__WORK TO DO__:
Look for the word "letters" in the entries below, then copy every line that has it.

__SUPPLIED DATA__:
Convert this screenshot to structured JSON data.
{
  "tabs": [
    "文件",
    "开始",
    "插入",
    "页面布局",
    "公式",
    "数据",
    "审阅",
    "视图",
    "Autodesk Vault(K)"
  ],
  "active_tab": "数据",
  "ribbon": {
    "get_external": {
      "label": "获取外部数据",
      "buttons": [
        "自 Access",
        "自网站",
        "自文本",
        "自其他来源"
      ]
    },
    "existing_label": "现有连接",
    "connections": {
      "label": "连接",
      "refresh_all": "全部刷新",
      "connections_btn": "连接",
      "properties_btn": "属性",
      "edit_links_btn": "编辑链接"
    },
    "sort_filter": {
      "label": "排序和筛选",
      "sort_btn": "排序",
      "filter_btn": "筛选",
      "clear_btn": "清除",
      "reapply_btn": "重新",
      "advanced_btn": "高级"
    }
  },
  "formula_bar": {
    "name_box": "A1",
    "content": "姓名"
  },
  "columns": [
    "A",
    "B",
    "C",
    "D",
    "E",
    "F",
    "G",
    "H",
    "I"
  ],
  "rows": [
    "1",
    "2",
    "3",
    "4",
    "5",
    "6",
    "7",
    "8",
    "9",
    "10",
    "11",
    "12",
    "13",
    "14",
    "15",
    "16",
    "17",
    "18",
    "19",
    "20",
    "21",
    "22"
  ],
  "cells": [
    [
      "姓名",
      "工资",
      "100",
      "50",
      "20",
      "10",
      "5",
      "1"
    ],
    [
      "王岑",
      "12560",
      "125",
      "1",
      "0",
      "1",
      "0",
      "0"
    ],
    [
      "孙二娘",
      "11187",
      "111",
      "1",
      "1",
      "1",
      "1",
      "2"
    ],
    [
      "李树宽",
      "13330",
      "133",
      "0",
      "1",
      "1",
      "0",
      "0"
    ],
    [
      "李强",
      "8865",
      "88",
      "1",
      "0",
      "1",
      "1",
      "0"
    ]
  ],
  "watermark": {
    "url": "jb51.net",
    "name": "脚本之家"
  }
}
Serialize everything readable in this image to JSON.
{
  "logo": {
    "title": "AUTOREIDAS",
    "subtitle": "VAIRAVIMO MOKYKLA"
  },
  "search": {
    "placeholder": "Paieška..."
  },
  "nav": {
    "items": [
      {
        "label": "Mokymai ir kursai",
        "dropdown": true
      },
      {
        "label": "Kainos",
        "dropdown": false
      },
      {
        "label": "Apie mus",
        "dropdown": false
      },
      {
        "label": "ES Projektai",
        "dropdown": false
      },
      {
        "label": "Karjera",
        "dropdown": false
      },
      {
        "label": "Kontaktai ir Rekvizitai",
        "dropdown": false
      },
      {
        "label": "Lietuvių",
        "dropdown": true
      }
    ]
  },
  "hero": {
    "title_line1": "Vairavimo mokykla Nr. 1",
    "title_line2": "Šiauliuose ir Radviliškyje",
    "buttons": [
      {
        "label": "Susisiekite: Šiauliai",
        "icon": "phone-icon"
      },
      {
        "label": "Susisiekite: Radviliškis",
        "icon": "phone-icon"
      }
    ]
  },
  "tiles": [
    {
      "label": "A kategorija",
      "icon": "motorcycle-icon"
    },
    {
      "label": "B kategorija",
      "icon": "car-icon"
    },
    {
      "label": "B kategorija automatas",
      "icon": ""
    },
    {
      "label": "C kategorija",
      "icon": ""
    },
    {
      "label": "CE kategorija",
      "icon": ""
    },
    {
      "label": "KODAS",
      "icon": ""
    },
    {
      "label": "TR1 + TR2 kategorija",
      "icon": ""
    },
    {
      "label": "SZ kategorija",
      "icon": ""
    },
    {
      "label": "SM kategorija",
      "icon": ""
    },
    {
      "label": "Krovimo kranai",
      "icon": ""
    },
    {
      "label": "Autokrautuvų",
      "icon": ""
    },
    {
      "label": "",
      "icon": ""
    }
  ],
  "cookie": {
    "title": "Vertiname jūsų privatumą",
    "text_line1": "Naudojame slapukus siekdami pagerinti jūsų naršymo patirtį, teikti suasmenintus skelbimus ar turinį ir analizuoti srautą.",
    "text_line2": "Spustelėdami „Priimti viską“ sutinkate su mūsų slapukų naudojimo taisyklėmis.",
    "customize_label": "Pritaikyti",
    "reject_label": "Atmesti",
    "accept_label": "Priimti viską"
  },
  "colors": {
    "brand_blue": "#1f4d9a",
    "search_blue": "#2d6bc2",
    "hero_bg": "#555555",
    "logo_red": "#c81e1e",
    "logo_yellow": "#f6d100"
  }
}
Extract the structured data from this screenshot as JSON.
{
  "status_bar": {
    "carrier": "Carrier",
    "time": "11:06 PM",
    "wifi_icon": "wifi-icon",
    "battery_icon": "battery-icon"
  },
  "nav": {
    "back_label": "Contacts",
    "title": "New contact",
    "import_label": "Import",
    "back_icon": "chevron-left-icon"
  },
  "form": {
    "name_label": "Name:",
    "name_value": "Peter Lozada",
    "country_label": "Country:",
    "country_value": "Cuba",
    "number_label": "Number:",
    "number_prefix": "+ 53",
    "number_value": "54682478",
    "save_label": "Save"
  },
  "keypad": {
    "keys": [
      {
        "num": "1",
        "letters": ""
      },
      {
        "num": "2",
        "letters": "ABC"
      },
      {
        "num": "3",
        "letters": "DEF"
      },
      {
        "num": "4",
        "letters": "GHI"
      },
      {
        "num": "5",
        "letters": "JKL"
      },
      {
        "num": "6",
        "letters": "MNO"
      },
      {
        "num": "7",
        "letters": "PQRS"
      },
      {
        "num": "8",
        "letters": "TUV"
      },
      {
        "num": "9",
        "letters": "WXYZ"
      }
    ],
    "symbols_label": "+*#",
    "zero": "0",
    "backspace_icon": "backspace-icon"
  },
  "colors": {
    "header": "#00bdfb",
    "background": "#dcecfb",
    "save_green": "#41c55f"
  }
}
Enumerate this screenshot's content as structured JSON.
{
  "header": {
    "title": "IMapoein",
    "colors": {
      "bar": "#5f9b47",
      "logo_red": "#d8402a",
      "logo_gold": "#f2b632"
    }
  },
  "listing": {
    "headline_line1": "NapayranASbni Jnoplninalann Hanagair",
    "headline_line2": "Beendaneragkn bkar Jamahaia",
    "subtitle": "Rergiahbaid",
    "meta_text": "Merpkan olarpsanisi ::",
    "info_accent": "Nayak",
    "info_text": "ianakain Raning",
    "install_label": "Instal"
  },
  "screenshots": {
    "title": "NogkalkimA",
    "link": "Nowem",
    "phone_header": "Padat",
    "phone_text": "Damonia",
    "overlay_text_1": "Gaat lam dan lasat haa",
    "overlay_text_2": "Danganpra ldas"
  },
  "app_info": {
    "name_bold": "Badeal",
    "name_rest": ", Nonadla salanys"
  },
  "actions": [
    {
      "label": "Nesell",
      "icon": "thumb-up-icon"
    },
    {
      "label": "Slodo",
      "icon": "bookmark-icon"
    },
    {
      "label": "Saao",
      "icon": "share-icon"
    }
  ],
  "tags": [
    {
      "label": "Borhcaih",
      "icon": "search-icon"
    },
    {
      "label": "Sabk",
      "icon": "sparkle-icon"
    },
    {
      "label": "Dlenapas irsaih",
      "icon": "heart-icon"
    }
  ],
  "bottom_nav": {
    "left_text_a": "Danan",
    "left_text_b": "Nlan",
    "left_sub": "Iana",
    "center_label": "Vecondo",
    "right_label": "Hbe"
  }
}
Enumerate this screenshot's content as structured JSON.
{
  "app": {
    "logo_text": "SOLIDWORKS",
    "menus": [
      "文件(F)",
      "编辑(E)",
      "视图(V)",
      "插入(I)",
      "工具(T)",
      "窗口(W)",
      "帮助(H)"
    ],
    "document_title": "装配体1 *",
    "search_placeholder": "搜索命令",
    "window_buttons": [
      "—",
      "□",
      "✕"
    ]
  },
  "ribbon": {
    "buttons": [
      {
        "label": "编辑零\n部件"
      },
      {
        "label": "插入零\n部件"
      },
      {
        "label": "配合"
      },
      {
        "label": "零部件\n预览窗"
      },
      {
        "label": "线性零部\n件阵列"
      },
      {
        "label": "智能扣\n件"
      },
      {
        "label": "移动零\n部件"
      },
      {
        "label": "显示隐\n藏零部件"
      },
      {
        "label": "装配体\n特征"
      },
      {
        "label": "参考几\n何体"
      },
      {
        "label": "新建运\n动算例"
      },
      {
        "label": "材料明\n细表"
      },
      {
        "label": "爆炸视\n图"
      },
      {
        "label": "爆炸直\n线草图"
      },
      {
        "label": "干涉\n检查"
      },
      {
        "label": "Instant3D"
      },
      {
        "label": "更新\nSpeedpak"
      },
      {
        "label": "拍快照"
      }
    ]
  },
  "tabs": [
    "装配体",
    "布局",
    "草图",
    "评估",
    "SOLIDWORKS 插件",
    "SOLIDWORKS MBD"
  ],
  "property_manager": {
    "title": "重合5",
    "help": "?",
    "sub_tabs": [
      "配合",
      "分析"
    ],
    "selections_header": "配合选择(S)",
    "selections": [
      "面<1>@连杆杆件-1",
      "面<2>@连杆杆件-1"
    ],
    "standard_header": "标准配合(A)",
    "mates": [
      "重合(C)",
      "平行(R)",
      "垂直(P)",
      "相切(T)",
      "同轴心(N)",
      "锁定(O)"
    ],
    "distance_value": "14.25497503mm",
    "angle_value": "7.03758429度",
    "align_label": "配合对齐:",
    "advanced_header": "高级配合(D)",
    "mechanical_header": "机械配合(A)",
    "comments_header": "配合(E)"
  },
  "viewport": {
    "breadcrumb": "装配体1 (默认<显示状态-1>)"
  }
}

__THE SOLUTION__:
        "letters": ""
        "letters": "ABC"
        "letters": "DEF"
        "letters": "GHI"
        "letters": "JKL"
        "letters": "MNO"
        "letters": "PQRS"
        "letters": "TUV"
        "letters": "WXYZ"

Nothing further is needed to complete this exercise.